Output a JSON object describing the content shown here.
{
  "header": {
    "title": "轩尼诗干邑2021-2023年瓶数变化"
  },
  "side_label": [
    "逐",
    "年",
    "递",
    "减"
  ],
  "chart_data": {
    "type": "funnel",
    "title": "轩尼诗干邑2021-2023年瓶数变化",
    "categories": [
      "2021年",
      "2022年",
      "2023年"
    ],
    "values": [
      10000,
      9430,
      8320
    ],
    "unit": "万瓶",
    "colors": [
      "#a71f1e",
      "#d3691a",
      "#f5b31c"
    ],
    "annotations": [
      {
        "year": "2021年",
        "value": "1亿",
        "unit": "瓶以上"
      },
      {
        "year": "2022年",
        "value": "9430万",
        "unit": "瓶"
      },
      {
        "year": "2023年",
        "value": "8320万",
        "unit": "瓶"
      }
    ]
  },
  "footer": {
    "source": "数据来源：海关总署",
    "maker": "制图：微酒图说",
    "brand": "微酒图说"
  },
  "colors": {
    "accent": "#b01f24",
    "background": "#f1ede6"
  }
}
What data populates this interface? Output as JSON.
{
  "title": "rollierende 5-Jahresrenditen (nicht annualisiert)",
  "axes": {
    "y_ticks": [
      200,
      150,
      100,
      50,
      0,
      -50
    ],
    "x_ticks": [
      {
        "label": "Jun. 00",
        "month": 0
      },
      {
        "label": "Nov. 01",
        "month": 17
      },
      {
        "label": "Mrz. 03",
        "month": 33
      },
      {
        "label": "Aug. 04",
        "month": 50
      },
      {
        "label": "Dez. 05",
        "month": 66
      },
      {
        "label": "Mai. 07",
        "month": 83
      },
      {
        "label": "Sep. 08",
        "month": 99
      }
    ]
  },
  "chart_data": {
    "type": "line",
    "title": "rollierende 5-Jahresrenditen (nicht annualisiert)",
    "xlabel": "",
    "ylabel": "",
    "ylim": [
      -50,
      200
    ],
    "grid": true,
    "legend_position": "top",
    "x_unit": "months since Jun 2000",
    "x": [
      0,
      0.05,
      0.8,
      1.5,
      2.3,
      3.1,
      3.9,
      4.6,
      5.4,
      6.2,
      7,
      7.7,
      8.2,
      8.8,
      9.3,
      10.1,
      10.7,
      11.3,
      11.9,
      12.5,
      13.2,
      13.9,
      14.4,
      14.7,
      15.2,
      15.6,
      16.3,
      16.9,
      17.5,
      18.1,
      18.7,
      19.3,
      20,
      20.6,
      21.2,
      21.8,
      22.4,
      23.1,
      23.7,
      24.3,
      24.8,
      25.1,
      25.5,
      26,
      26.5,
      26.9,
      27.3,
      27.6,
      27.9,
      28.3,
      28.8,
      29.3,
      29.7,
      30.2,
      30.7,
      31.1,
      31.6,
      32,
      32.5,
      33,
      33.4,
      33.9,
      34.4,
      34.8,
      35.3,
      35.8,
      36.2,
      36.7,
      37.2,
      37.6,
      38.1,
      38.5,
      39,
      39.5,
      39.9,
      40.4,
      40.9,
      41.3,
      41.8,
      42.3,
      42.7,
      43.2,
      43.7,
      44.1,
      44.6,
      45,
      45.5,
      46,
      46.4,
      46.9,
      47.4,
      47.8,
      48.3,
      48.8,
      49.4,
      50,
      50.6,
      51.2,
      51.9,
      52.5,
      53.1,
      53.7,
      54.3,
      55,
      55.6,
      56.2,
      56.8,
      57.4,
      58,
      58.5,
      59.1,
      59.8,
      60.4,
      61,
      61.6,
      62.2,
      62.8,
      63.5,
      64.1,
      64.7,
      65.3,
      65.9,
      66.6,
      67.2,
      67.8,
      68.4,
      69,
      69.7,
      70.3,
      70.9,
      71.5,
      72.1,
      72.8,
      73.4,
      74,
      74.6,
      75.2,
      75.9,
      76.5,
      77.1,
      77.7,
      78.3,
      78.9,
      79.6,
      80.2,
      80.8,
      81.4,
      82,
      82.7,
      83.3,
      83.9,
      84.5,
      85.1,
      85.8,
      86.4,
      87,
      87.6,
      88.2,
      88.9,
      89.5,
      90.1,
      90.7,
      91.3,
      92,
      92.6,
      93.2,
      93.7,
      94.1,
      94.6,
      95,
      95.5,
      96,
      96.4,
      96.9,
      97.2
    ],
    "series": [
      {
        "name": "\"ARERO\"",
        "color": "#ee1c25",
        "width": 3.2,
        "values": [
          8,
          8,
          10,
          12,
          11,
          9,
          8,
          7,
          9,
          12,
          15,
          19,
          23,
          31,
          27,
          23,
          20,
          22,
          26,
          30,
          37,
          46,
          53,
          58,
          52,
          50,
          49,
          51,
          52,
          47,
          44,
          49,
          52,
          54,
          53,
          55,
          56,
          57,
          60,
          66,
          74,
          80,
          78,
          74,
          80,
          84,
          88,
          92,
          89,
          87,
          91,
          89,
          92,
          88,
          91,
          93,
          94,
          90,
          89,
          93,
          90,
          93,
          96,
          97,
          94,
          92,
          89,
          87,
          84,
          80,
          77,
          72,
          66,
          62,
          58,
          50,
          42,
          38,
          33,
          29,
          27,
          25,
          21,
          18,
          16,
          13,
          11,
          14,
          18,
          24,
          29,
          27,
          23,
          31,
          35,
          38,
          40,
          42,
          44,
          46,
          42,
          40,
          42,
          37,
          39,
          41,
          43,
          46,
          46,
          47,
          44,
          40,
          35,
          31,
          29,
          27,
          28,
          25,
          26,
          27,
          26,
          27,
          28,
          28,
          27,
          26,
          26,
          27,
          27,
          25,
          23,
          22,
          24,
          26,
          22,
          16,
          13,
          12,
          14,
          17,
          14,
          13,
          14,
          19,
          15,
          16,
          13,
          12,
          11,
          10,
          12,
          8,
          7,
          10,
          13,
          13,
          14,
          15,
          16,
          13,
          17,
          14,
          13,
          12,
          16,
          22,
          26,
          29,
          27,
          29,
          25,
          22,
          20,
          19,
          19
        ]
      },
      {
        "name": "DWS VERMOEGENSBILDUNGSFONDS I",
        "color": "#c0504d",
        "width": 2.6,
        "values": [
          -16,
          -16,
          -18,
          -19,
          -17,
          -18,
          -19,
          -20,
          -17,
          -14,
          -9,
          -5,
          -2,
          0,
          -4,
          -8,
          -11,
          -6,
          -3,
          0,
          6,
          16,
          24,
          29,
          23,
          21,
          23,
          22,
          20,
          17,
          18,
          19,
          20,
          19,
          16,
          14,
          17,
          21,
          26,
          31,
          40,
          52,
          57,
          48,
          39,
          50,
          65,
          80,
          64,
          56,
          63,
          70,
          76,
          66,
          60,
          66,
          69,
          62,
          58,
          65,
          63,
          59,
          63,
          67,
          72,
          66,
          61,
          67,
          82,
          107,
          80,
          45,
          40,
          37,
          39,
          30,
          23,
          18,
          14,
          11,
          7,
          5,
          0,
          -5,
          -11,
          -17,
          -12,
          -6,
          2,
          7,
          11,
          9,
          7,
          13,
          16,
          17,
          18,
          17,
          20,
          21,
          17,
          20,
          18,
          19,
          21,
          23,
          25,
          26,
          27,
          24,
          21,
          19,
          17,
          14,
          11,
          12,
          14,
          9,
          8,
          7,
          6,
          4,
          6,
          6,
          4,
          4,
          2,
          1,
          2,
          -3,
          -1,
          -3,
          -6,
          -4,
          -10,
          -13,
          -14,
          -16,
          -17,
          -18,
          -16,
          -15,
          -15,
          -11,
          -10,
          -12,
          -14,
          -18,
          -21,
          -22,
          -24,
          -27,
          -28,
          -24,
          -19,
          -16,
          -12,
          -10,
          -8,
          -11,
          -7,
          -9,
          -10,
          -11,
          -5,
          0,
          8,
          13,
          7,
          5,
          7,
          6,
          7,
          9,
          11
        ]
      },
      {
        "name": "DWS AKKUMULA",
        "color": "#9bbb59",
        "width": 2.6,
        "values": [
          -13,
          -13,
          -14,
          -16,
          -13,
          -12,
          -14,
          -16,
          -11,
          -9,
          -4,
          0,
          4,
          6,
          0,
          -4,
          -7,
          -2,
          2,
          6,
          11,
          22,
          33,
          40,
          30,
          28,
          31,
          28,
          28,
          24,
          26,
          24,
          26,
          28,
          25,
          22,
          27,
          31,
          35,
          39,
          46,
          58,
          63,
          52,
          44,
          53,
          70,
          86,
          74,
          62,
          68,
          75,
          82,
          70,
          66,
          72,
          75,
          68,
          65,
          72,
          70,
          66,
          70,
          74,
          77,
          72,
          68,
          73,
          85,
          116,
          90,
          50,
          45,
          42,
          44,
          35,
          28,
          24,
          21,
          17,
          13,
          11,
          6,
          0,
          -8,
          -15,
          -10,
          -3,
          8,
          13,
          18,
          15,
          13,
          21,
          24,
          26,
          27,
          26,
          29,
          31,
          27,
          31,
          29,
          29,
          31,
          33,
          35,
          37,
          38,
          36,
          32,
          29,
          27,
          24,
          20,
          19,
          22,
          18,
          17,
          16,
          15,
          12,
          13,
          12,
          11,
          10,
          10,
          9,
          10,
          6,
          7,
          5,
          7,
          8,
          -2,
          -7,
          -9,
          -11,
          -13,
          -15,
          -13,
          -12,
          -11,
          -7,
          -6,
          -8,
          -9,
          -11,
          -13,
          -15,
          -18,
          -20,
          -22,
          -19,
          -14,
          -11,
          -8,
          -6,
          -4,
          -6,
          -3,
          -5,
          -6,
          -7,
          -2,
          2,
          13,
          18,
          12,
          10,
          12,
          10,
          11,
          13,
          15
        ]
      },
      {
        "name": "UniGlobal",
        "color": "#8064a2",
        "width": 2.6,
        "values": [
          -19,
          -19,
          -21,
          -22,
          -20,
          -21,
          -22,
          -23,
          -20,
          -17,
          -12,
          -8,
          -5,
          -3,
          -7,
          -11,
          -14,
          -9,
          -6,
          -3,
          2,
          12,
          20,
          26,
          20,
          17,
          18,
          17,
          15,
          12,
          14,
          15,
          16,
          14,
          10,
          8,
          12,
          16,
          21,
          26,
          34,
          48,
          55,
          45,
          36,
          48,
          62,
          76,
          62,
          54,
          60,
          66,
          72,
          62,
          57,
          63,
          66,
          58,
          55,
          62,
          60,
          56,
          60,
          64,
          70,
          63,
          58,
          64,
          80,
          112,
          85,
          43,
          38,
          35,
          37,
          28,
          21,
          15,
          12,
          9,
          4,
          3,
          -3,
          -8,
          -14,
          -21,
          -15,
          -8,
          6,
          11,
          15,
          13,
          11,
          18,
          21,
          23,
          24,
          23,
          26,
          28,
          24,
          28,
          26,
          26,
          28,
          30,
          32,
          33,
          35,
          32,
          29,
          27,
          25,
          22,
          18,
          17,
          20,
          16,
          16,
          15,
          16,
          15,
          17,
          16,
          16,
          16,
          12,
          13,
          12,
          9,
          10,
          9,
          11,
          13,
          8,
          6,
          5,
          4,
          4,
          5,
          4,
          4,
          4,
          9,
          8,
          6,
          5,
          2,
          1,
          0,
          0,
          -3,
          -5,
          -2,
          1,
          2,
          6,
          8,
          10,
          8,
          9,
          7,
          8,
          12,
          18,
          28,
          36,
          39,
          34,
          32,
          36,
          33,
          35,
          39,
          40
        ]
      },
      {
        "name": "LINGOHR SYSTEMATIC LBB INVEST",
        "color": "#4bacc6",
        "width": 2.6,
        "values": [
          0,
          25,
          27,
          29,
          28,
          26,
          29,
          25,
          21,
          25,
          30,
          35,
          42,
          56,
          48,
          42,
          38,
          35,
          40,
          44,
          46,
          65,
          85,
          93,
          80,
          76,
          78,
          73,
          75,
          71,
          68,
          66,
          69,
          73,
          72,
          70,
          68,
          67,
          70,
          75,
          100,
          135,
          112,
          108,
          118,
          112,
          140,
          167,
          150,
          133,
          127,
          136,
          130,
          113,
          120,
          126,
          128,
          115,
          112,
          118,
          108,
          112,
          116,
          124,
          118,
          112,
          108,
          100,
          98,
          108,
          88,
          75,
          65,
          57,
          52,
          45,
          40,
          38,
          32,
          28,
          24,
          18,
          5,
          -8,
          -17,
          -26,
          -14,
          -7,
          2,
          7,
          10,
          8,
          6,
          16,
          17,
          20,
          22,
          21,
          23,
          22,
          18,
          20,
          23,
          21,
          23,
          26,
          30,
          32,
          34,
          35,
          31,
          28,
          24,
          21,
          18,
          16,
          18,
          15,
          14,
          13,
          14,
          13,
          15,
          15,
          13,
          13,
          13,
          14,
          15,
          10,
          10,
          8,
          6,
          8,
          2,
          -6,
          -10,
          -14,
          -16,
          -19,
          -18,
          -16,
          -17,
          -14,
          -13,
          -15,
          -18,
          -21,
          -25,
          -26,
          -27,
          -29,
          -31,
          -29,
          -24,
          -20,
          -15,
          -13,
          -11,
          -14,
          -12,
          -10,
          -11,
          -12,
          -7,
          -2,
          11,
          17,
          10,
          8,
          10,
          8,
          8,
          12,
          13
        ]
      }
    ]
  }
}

▶ **Exercise directions**: From the listing above, collect each line in which the string "name" appears.

▶ **Solution to this task**:
        "name": "\"ARERO\"",
        "name": "DWS VERMOEGENSBILDUNGSFONDS I",
        "name": "DWS AKKUMULA",
        "name": "UniGlobal",
        "name": "LINGOHR SYSTEMATIC LBB INVEST",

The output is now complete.